Where a line contains the word "request", copy that line in full.

--------------------

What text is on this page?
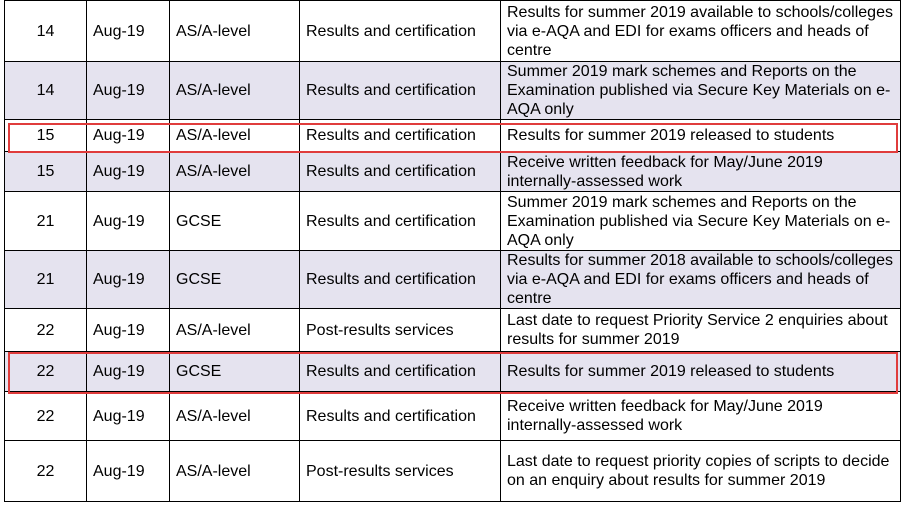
14	Aug-19	AS/A-level	Results and certification	Results for summer 2019 available to schools/colleges via e-AQA and EDI for exams officers and heads of centre
14	Aug-19	AS/A-level	Results and certification	Summer 2019 mark schemes and Reports on the Examination published via Secure Key Materials on e-AQA only
15	Aug-19	AS/A-level	Results and certification	Results for summer 2019 released to students
15	Aug-19	AS/A-level	Results and certification	Receive written feedback for May/June 2019 internally-assessed work
21	Aug-19	GCSE	Results and certification	Summer 2019 mark schemes and Reports on the Examination published via Secure Key Materials on e-AQA only
21	Aug-19	GCSE	Results and certification	Results for summer 2018 available to schools/colleges via e-AQA and EDI for exams officers and heads of centre
22	Aug-19	AS/A-level	Post-results services	Last date to request Priority Service 2 enquiries about results for summer 2019
22	Aug-19	GCSE	Results and certification	Results for summer 2019 released to students
22	Aug-19	AS/A-level	Results and certification	Receive written feedback for May/June 2019 internally-assessed work
22	Aug-19	AS/A-level	Post-results services	Last date to request priority copies of scripts to decide on an enquiry about results for summer 2019
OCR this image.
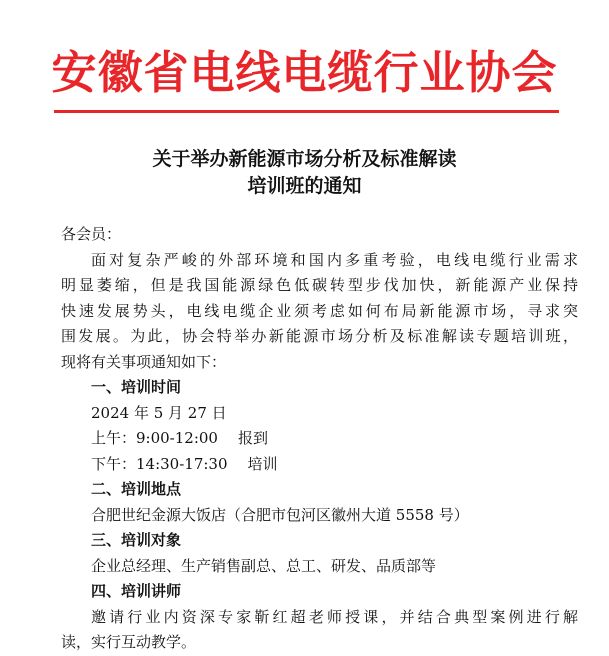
安徽省电线电缆行业协会
关于举办新能源市场分析及标准解读
培训班的通知
各会员：
面对复杂严峻的外部环境和国内多重考验，电线电缆行业需求
明显萎缩，但是我国能源绿色低碳转型步伐加快，新能源产业保持
快速发展势头，电线电缆企业须考虑如何布局新能源市场，寻求突
围发展。为此，协会特举办新能源市场分析及标准解读专题培训班，
现将有关事项通知如下：
一、培训时间
2024 年 5 月 27 日
上午：9:00-12:00 报到
下午：14:30-17:30 培训
二、培训地点
合肥世纪金源大饭店（合肥市包河区徽州大道 5558 号）
三、培训对象
企业总经理、生产销售副总、总工、研发、品质部等
四、培训讲师
邀请行业内资深专家靳红超老师授课，并结合典型案例进行解
读，实行互动教学。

--------------------

▶ TASK ANSWER
22	Aug-19	AS/A-level	Post-results services	Last date to request Priority Service 2 enquiries about results for summer 2019
22	Aug-19	AS/A-level	Post-results services	Last date to request priority copies of scripts to decide on an enquiry about results for summer 2019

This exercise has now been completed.